**Dataset excerpts:**
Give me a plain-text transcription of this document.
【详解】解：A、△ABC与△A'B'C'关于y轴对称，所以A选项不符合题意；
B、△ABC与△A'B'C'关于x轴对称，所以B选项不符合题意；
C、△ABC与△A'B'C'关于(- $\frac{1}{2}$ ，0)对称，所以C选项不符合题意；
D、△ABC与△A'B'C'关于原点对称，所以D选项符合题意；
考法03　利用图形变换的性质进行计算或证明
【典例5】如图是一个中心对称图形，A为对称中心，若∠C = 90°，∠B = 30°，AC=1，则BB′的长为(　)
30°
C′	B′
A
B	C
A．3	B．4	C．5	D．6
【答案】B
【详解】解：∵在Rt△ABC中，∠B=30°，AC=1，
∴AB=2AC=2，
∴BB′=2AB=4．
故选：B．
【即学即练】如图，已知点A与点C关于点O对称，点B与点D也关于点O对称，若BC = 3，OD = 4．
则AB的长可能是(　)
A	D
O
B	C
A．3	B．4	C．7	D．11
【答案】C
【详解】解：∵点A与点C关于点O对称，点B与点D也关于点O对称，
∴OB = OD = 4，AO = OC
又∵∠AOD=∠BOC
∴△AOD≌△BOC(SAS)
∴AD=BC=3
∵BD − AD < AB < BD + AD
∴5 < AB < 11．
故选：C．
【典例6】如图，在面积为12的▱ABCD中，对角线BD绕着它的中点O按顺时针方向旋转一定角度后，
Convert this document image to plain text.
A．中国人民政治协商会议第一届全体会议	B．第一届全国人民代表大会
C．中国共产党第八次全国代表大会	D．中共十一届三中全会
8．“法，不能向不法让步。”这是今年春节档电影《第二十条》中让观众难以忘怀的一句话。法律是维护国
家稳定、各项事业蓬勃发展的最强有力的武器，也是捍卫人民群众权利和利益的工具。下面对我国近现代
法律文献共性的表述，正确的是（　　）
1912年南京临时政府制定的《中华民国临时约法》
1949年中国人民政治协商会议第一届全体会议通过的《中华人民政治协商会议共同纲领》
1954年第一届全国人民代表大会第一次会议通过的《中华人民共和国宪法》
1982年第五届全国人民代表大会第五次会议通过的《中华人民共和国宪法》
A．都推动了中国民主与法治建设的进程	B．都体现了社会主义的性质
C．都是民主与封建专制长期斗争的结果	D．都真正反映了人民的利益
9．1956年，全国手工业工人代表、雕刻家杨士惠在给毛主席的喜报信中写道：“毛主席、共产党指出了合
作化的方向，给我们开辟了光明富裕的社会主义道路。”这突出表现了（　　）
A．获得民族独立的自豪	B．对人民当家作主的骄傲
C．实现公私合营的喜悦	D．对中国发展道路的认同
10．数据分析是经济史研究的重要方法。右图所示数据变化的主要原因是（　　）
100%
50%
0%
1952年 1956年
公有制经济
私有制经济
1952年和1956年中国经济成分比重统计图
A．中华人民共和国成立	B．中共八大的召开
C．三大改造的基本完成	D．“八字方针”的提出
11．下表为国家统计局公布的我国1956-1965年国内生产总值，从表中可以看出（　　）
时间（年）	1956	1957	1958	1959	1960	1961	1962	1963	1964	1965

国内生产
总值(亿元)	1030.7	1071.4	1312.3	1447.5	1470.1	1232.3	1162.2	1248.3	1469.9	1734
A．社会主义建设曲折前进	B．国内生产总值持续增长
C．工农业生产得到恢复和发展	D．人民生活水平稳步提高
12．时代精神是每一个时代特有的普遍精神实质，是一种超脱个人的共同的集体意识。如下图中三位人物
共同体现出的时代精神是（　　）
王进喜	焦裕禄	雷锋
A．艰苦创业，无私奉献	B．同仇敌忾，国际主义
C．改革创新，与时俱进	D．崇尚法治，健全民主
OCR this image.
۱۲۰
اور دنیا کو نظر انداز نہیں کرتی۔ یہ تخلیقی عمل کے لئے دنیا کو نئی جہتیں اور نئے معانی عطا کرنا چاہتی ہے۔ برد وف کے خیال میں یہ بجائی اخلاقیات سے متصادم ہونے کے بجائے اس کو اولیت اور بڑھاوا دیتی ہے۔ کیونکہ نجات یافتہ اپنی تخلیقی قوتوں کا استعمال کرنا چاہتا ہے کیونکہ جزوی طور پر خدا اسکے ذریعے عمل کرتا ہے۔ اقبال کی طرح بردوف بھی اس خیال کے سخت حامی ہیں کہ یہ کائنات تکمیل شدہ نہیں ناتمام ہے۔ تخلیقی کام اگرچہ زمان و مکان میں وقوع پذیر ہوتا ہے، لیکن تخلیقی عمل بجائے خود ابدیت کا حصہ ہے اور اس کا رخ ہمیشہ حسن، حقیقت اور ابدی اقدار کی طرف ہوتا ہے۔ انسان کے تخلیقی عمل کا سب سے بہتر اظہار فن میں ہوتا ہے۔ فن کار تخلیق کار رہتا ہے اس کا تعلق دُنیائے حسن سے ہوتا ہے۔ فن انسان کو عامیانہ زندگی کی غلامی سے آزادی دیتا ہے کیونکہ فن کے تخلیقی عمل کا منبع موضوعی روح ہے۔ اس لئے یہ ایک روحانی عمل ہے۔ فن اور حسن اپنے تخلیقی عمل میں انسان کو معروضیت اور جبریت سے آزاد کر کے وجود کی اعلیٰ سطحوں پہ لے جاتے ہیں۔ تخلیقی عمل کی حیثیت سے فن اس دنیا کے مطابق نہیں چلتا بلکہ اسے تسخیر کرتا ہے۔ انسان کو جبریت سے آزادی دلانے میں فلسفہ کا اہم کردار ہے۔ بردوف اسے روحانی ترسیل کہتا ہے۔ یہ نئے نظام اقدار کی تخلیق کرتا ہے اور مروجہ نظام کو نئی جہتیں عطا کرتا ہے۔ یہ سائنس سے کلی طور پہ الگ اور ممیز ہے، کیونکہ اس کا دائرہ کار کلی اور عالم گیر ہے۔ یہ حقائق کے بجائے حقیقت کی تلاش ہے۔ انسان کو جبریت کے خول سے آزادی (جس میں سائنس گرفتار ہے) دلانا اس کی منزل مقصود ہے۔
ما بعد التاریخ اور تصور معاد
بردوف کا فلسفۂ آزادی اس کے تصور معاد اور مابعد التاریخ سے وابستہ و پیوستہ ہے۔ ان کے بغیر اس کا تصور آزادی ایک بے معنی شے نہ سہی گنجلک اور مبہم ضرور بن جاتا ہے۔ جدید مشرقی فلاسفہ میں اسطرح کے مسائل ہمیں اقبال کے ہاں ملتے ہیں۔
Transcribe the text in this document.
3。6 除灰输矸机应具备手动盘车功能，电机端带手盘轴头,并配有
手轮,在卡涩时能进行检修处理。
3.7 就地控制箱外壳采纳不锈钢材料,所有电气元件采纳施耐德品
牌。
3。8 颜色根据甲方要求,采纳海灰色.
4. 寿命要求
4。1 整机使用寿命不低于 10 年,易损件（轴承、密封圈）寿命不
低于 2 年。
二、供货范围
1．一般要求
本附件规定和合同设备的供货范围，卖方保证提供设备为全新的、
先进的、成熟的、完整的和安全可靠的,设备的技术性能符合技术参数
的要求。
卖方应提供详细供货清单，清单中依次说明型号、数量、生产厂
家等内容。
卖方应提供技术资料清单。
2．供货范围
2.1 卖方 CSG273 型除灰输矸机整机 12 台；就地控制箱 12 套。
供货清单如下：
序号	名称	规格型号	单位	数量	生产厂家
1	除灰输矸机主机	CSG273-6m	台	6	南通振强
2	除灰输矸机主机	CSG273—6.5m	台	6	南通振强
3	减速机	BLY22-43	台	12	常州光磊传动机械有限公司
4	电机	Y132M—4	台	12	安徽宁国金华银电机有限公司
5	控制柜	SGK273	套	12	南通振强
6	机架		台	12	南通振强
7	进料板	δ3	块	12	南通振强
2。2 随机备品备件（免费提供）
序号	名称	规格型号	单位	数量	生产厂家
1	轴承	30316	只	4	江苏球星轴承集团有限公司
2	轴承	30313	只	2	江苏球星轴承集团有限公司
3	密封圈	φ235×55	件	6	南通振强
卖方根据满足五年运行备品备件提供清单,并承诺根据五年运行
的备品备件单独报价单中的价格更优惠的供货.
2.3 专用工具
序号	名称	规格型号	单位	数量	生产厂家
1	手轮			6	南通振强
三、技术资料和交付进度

**To do:** Identify the lines in the entries above that contain "plain", then copy them out.

**Result of this task:**
Give me a plain-text transcription of this document.
Convert this document image to plain text.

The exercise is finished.